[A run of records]
◆ ◆ ◆ ◆
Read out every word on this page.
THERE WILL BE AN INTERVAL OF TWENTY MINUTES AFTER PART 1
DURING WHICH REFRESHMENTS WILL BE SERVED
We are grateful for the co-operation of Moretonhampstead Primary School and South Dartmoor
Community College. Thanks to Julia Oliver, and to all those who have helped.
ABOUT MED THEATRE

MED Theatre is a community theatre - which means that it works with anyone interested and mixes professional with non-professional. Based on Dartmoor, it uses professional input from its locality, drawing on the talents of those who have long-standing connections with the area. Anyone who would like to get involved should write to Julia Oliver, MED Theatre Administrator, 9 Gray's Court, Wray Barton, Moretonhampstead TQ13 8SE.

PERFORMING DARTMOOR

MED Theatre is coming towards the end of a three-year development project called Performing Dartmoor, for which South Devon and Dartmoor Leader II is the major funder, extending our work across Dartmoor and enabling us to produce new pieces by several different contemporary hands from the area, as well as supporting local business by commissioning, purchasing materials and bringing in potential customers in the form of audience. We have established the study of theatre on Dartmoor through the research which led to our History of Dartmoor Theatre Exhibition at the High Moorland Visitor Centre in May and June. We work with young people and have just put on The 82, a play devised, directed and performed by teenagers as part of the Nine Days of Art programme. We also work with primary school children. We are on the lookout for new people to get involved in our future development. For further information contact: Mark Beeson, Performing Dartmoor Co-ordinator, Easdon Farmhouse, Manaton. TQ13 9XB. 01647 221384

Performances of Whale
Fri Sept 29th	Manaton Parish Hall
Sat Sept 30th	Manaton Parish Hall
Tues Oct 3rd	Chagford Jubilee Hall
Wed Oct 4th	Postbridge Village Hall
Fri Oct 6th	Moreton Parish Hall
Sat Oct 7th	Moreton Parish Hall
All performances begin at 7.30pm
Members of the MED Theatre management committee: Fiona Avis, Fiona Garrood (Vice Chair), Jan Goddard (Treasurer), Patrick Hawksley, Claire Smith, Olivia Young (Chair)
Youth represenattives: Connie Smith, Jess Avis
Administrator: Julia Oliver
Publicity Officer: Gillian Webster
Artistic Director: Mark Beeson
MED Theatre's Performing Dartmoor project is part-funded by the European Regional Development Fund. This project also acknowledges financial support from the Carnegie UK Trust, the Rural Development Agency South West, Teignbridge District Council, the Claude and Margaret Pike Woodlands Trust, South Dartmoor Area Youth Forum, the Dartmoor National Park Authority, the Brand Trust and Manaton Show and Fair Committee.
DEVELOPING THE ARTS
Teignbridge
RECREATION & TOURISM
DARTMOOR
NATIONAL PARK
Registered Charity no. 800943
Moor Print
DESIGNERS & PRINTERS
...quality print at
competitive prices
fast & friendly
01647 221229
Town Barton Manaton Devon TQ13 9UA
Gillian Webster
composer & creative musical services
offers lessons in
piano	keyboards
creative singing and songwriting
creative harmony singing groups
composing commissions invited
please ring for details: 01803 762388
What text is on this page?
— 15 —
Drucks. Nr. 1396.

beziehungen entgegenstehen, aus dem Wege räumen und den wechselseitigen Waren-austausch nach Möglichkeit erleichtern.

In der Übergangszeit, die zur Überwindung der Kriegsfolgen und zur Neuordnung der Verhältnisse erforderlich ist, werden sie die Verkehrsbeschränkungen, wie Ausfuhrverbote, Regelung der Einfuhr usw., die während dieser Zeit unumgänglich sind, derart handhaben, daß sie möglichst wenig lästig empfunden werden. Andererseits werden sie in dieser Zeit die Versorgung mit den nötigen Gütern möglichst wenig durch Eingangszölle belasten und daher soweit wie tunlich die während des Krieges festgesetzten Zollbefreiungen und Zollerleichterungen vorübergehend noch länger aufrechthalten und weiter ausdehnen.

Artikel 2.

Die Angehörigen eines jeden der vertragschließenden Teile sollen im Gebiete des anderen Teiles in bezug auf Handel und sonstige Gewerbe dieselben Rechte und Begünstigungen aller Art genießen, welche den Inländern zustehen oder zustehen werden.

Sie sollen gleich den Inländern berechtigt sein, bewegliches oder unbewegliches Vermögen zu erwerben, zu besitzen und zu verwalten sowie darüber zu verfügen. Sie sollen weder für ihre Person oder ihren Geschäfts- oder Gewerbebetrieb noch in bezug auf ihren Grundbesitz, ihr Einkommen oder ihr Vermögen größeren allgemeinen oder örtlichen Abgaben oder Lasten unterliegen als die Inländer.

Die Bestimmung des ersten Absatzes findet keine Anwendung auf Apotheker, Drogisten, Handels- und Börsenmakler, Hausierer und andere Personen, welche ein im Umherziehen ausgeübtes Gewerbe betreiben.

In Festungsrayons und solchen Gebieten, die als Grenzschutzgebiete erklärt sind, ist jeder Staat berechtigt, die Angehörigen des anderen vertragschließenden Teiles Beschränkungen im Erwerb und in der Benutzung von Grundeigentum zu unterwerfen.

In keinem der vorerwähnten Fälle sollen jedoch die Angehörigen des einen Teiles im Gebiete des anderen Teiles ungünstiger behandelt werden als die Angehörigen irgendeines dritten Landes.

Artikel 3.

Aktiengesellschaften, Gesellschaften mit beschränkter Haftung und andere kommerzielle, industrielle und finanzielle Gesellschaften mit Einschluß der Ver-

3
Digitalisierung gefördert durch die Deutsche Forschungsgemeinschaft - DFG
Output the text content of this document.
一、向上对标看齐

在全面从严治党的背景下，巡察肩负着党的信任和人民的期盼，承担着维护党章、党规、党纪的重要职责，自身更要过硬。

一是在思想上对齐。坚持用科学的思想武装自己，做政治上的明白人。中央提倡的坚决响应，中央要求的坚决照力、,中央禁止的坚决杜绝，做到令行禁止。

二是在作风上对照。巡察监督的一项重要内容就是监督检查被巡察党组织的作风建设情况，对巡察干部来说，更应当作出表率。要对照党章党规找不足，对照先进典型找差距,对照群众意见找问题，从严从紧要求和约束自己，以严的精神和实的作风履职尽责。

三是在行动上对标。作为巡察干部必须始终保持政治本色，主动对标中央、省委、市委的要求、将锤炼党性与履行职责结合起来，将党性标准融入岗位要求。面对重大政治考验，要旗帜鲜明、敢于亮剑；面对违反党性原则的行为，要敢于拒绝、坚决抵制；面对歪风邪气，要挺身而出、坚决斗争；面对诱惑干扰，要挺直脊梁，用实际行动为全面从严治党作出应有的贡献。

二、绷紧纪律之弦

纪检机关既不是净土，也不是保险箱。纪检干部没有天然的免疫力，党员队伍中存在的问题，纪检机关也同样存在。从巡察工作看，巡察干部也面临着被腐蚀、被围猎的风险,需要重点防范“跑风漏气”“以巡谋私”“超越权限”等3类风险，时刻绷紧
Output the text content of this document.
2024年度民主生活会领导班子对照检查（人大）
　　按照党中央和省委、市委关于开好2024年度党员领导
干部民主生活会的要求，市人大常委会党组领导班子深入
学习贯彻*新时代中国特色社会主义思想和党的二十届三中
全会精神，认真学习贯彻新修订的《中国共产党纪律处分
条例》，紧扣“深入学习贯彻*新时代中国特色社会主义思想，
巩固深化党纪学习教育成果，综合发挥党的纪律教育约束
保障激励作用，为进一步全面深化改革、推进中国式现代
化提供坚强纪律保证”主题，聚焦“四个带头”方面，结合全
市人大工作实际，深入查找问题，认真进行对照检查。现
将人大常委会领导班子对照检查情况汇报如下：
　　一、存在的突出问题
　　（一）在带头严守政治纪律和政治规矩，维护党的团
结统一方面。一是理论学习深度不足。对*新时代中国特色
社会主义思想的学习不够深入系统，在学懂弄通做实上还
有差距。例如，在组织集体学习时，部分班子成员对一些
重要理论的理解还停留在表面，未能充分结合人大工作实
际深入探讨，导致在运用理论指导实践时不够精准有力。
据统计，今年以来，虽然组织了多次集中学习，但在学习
◆ ◆ ◆ ◆
:: Do this ::
Find and copy every line in the entries above where the string "creative" occurs.

:: Solution for this task ::
composer & creative musical services
creative singing and songwriting
creative harmony singing groups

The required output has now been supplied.